• Prompt A
According to the water heater thread, why are solar panels unlikely to help in the winter?
• Prompt B
Echo the records from their first line through the line containing "running-header: GEARING E-GOVERNMENT", both ends included.

• Document
Total newbie question--switching off electric water heater when HVAC comes on

Work2Play said:
going along with the water heater keeping up... I can say that the last time work was being done on my gas and my water heater went out, it took 3 days before we realized it was off - and that's through showers for a family of 5.  Within 15 minutes of reigniting it, we were hot again...
 
I'd be curious if there are any other big loads contributing... or what it might be worth to throw up a couple solar panels.
I have gotten rid of the commercial coffee maker.....It could draw almost 2 KW.  The dryer is not used by renters so we can control when it is turned on.  Other than that there are no single large loads.
Solar might help a little in the summer months when the peak usage tends to be in the afternoon but it is unlikely to help any in the winter when the peak probably occurs at night with resistance heating elements in the HVAC unit and all the lights in the place on.  Also with such intermittent usage the return on solar just doesn't pencil out.
Thanks a ton for helping me get my head out of my #$% and see the simple solution I should have seen from the get go.
 
rsw686 said:
The simple solution would be a 24V relay wired to the Y terminal and C terminal on the HVAC unit. The hot water heaters would be wired to the relay NC contacts. When the thermostat calls for AC the relay will open the connection turning off the hot water heaters.

Annotated element records:
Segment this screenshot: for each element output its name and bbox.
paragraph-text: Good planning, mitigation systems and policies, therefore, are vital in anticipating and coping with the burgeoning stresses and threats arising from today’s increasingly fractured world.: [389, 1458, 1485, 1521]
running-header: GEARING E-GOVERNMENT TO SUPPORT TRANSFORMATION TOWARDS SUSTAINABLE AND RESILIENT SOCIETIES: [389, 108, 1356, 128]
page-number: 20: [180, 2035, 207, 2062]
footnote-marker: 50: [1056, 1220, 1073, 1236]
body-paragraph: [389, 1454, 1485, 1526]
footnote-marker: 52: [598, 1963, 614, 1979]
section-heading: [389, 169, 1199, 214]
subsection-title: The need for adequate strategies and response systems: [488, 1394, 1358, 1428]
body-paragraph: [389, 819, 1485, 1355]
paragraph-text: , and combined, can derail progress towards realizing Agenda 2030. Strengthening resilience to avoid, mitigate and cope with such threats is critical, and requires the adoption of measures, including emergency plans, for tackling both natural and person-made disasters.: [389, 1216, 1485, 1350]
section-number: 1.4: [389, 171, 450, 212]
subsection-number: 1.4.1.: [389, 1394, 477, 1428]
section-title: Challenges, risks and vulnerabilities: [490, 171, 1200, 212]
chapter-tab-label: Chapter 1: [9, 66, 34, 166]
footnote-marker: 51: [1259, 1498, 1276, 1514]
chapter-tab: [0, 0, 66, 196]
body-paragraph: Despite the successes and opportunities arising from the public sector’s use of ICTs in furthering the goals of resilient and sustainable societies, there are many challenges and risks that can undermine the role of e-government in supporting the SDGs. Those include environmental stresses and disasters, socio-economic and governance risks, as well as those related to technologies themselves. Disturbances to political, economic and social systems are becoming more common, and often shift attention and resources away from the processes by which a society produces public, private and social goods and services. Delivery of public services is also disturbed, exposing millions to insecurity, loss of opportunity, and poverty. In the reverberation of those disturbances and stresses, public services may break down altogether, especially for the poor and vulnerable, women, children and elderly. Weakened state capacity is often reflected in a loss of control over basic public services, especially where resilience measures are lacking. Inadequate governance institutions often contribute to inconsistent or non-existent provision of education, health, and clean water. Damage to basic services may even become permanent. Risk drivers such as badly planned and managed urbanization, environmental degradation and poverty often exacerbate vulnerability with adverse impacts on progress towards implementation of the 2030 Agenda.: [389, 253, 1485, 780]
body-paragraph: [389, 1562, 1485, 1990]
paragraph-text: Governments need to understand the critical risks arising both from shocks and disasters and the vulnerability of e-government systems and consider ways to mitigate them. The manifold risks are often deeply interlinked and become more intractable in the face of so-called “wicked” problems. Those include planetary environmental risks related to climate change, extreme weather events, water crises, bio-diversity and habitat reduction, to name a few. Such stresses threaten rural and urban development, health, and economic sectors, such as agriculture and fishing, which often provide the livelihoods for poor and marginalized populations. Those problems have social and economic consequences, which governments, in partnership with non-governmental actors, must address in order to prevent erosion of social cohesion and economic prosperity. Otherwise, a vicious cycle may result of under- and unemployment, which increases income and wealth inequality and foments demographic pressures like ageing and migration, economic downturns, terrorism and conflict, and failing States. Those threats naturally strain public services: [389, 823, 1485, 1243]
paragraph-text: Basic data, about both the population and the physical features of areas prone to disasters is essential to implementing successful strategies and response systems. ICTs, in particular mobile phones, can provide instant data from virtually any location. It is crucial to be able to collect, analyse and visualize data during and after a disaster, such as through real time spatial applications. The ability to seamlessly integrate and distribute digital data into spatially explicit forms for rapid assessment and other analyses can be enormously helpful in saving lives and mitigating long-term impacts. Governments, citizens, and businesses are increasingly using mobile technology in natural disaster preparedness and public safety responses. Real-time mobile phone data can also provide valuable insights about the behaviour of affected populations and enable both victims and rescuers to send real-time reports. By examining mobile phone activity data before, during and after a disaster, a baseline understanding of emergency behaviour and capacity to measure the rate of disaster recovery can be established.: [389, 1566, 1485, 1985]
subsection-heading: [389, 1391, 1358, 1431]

• Exercise result A
In winter the peak usage probably comes at night, when the HVAC unit's resistance heating elements are running and all the lights in the place are on, so solar panels would not be producing power at that time.

• Exercise result B
Segment this screenshot: for each element output its name and bbox.
paragraph-text: Good planning, mitigation systems and policies, therefore, are vital in anticipating and coping with the burgeoning stresses and threats arising from today’s increasingly fractured world.: [389, 1458, 1485, 1521]
running-header: GEARING E-GOVERNMENT TO SUPPORT TRANSFORMATION TOWARDS SUSTAINABLE AND RESILIENT SOCIETIES: [389, 108, 1356, 128]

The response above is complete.